What to work on — Below are some records. Copy every line in them that holds "String".

[Stored data]
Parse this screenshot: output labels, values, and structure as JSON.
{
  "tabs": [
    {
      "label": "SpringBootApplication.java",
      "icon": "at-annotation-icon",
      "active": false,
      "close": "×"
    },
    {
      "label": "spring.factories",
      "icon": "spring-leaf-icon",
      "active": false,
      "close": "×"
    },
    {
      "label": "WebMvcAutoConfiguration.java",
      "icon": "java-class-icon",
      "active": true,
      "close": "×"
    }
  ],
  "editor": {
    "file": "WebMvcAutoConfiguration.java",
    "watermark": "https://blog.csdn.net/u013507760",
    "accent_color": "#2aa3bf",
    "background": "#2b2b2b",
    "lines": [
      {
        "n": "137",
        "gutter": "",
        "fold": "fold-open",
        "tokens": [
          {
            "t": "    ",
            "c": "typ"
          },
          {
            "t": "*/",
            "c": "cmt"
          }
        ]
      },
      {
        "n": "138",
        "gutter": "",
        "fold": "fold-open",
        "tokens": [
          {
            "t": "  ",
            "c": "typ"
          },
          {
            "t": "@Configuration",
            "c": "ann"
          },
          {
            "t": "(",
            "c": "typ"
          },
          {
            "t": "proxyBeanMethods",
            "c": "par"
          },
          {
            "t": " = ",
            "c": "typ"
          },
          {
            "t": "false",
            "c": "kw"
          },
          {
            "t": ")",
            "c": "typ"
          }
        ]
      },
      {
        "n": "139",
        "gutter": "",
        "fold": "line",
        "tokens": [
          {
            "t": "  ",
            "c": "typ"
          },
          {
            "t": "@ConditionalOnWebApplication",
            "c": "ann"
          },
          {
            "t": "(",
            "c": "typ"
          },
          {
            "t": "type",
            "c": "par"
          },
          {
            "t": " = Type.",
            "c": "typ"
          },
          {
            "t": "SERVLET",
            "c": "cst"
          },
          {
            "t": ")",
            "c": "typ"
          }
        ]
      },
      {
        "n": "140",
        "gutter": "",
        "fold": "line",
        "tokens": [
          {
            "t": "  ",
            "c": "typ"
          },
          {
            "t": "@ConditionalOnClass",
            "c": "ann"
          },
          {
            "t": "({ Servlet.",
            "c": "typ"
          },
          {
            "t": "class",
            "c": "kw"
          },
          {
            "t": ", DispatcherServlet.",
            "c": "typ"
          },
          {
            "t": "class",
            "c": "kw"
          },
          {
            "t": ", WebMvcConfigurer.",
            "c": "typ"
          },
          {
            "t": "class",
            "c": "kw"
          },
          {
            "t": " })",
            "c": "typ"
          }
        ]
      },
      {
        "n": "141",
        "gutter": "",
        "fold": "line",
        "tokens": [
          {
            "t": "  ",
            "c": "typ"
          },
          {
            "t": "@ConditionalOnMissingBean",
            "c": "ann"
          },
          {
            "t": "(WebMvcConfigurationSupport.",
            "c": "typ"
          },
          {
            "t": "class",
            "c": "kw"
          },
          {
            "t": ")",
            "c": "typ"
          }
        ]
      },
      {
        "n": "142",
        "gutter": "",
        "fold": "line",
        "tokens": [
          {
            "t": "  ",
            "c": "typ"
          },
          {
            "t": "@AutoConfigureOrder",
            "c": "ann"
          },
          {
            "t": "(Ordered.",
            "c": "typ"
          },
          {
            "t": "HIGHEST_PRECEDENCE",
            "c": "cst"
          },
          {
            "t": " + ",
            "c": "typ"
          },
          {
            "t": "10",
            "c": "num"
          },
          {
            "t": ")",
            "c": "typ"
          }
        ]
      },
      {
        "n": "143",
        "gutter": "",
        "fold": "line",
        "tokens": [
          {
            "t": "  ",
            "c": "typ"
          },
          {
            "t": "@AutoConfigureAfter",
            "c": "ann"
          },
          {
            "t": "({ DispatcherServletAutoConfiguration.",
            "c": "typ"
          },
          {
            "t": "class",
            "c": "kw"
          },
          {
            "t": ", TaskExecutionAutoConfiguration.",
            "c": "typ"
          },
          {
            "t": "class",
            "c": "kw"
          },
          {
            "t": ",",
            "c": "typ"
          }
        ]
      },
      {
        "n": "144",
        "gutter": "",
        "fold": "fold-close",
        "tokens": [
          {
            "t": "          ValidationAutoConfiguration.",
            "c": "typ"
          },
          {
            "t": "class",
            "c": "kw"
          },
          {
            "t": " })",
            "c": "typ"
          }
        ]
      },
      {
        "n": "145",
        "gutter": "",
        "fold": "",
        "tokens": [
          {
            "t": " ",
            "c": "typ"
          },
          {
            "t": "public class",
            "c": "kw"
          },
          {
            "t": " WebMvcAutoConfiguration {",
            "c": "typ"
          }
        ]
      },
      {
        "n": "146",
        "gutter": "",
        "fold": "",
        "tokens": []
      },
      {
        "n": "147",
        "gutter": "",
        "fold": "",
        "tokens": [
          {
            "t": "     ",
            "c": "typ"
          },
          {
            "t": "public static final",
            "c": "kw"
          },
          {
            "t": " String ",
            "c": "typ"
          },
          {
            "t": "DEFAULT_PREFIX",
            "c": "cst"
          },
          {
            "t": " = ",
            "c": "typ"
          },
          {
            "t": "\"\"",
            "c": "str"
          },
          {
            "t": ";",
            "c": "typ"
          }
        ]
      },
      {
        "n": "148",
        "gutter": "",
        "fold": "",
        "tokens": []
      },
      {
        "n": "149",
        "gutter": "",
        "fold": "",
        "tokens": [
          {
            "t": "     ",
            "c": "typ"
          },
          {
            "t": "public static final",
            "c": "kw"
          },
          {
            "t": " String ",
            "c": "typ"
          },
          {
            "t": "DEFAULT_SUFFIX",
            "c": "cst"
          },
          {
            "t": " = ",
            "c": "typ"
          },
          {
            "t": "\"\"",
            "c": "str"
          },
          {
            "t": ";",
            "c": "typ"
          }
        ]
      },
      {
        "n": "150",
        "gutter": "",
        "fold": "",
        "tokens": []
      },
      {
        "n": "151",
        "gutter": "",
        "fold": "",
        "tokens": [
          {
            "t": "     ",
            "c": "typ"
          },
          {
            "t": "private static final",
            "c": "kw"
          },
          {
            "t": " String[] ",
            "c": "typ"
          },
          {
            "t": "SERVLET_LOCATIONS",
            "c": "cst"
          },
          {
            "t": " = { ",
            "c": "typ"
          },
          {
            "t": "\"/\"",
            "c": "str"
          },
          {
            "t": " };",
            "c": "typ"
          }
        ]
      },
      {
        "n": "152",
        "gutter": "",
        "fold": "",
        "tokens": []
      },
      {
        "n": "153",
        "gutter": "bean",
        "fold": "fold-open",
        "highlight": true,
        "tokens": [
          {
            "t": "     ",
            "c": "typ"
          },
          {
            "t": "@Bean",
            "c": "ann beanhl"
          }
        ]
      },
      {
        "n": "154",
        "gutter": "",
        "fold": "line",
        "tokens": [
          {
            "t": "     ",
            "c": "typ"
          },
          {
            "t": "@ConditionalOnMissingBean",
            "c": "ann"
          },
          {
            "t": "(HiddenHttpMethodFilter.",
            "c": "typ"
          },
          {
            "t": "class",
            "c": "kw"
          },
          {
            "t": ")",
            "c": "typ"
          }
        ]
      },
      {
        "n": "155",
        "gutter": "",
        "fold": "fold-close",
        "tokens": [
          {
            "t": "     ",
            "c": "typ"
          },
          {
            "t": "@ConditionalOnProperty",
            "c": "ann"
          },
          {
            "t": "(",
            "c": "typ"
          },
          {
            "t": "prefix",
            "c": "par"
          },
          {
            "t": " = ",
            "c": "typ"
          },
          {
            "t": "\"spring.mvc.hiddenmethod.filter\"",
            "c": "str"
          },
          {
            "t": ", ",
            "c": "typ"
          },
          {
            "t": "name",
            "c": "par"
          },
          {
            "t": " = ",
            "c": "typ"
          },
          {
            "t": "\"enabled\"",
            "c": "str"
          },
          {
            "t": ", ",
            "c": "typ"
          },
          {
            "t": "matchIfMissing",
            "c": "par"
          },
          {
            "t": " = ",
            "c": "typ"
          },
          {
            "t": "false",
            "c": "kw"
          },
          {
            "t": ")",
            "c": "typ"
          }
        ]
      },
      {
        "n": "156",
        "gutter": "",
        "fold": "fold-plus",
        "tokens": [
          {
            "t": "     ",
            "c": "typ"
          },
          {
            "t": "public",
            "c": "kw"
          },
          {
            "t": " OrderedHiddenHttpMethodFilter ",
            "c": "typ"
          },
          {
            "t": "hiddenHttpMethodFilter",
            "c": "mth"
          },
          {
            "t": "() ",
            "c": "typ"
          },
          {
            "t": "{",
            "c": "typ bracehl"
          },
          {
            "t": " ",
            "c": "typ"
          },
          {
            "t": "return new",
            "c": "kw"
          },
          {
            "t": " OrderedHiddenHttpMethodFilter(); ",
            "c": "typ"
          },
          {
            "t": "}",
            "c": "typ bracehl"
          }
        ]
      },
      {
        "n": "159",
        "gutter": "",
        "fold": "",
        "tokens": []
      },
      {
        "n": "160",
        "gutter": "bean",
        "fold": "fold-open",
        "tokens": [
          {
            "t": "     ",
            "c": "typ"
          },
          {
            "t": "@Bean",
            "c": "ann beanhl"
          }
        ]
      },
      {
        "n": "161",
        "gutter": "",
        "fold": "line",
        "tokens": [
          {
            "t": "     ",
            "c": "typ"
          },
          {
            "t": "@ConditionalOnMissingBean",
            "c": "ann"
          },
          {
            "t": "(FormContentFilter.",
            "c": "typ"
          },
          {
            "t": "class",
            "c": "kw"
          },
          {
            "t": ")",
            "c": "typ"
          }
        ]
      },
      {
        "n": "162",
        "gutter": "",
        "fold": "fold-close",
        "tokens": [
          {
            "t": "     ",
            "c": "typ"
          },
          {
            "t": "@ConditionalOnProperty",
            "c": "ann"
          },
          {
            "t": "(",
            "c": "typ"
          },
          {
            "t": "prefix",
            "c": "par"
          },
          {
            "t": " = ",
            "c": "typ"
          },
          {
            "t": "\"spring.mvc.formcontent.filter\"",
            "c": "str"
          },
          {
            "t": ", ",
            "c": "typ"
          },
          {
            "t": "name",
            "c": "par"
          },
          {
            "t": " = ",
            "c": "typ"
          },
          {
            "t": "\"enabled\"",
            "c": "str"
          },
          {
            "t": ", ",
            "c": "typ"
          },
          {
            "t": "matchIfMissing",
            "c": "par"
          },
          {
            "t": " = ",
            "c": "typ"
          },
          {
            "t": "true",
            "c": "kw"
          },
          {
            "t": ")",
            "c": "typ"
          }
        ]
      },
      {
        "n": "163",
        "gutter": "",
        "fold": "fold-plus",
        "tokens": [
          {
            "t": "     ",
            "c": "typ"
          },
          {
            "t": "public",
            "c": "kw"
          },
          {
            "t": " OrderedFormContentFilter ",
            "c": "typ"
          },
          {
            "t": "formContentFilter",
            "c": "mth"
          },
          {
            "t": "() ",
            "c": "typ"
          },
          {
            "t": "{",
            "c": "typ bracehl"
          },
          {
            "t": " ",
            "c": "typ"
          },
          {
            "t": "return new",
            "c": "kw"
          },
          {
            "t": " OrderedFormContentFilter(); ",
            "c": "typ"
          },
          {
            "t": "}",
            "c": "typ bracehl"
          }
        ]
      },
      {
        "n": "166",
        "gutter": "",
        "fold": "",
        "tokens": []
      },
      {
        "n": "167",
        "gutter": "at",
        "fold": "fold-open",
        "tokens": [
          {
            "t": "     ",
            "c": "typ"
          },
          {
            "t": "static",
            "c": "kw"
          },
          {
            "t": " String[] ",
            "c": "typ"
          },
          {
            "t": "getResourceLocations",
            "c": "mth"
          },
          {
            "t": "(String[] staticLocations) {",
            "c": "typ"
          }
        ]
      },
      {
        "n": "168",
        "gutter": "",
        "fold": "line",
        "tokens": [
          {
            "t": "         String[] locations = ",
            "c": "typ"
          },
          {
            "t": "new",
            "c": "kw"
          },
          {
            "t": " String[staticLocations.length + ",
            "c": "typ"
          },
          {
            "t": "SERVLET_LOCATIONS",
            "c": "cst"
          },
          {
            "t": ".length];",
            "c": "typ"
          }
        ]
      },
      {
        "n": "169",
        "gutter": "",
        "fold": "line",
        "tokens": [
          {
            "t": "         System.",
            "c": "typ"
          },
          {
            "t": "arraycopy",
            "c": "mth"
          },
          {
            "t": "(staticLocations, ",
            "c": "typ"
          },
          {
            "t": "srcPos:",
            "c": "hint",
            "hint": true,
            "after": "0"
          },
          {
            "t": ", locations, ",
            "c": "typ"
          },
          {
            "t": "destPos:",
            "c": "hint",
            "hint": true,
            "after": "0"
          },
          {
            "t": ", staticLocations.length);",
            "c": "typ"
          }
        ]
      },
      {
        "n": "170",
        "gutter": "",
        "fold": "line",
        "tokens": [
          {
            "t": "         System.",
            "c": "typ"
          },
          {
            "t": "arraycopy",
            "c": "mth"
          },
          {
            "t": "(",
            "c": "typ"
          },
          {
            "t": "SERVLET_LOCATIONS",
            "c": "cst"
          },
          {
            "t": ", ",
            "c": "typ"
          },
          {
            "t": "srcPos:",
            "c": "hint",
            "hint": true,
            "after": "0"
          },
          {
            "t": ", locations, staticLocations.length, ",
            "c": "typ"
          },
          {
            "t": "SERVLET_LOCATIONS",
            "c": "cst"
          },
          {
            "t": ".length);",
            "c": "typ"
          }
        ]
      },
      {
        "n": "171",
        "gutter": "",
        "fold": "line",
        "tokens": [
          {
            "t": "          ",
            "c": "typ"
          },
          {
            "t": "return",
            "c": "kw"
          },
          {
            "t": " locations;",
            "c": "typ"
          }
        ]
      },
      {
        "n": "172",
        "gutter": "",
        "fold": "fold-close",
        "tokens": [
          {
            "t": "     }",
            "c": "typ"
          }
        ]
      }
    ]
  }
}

Expected answer —
            "t": " String ",
            "t": " String ",
            "t": " String[] ",
            "t": " String[] ",
            "t": "(String[] staticLocations) {",
            "t": "         String[] locations = ",
            "t": " String[staticLocations.length + ",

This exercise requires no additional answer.